§ **SHORT TASK**
Copy out the entries below in full and exactly.
- - - - -
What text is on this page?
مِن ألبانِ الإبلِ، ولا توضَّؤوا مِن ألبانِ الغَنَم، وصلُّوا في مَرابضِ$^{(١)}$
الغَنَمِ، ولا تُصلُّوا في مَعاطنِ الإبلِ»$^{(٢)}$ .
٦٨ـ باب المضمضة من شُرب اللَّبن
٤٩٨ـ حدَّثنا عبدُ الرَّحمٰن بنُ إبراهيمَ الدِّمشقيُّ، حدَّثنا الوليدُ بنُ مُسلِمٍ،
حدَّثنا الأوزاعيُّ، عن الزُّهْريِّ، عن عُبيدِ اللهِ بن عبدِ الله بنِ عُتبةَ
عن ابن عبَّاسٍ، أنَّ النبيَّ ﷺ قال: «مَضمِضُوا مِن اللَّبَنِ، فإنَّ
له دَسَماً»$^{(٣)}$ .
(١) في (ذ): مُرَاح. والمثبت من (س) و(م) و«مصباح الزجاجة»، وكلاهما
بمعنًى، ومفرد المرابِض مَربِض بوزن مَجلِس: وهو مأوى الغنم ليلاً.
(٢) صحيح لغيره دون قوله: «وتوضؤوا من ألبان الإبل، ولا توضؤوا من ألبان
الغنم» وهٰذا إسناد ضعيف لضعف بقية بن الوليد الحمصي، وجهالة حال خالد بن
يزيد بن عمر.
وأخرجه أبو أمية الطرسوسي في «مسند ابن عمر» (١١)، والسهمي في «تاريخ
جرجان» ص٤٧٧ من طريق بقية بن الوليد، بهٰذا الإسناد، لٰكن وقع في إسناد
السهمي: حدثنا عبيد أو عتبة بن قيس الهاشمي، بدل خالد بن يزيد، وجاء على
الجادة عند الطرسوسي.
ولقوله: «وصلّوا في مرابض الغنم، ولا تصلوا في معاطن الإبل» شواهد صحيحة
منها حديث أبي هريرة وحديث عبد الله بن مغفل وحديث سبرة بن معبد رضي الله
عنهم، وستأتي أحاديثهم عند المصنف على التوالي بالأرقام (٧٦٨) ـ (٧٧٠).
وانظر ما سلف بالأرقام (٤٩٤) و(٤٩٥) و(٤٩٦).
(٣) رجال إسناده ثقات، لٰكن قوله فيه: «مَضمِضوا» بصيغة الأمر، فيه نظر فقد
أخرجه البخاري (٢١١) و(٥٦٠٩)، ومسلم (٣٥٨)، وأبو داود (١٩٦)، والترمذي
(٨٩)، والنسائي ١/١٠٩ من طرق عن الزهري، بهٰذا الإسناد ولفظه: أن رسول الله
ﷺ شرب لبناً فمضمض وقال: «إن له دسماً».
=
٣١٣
- - - - -
§ **TASK RESPONSE**
What text is on this page?
مِن ألبانِ الإبلِ، ولا توضَّؤوا مِن ألبانِ الغَنَم، وصلُّوا في مَرابضِ$^{(١)}$
الغَنَمِ، ولا تُصلُّوا في مَعاطنِ الإبلِ»$^{(٢)}$ .
٦٨ـ باب المضمضة من شُرب اللَّبن
٤٩٨ـ حدَّثنا عبدُ الرَّحمٰن بنُ إبراهيمَ الدِّمشقيُّ، حدَّثنا الوليدُ بنُ مُسلِمٍ،
حدَّثنا الأوزاعيُّ، عن الزُّهْريِّ، عن عُبيدِ اللهِ بن عبدِ الله بنِ عُتبةَ
عن ابن عبَّاسٍ، أنَّ النبيَّ ﷺ قال: «مَضمِضُوا مِن اللَّبَنِ، فإنَّ
له دَسَماً»$^{(٣)}$ .
(١) في (ذ): مُرَاح. والمثبت من (س) و(م) و«مصباح الزجاجة»، وكلاهما
بمعنًى، ومفرد المرابِض مَربِض بوزن مَجلِس: وهو مأوى الغنم ليلاً.
(٢) صحيح لغيره دون قوله: «وتوضؤوا من ألبان الإبل، ولا توضؤوا من ألبان
الغنم» وهٰذا إسناد ضعيف لضعف بقية بن الوليد الحمصي، وجهالة حال خالد بن
يزيد بن عمر.
وأخرجه أبو أمية الطرسوسي في «مسند ابن عمر» (١١)، والسهمي في «تاريخ
جرجان» ص٤٧٧ من طريق بقية بن الوليد، بهٰذا الإسناد، لٰكن وقع في إسناد
السهمي: حدثنا عبيد أو عتبة بن قيس الهاشمي، بدل خالد بن يزيد، وجاء على
الجادة عند الطرسوسي.
ولقوله: «وصلّوا في مرابض الغنم، ولا تصلوا في معاطن الإبل» شواهد صحيحة
منها حديث أبي هريرة وحديث عبد الله بن مغفل وحديث سبرة بن معبد رضي الله
عنهم، وستأتي أحاديثهم عند المصنف على التوالي بالأرقام (٧٦٨) ـ (٧٧٠).
وانظر ما سلف بالأرقام (٤٩٤) و(٤٩٥) و(٤٩٦).
(٣) رجال إسناده ثقات، لٰكن قوله فيه: «مَضمِضوا» بصيغة الأمر، فيه نظر فقد
أخرجه البخاري (٢١١) و(٥٦٠٩)، ومسلم (٣٥٨)، وأبو داود (١٩٦)، والترمذي
(٨٩)، والنسائي ١/١٠٩ من طرق عن الزهري، بهٰذا الإسناد ولفظه: أن رسول الله
ﷺ شرب لبناً فمضمض وقال: «إن له دسماً».
=
٣١٣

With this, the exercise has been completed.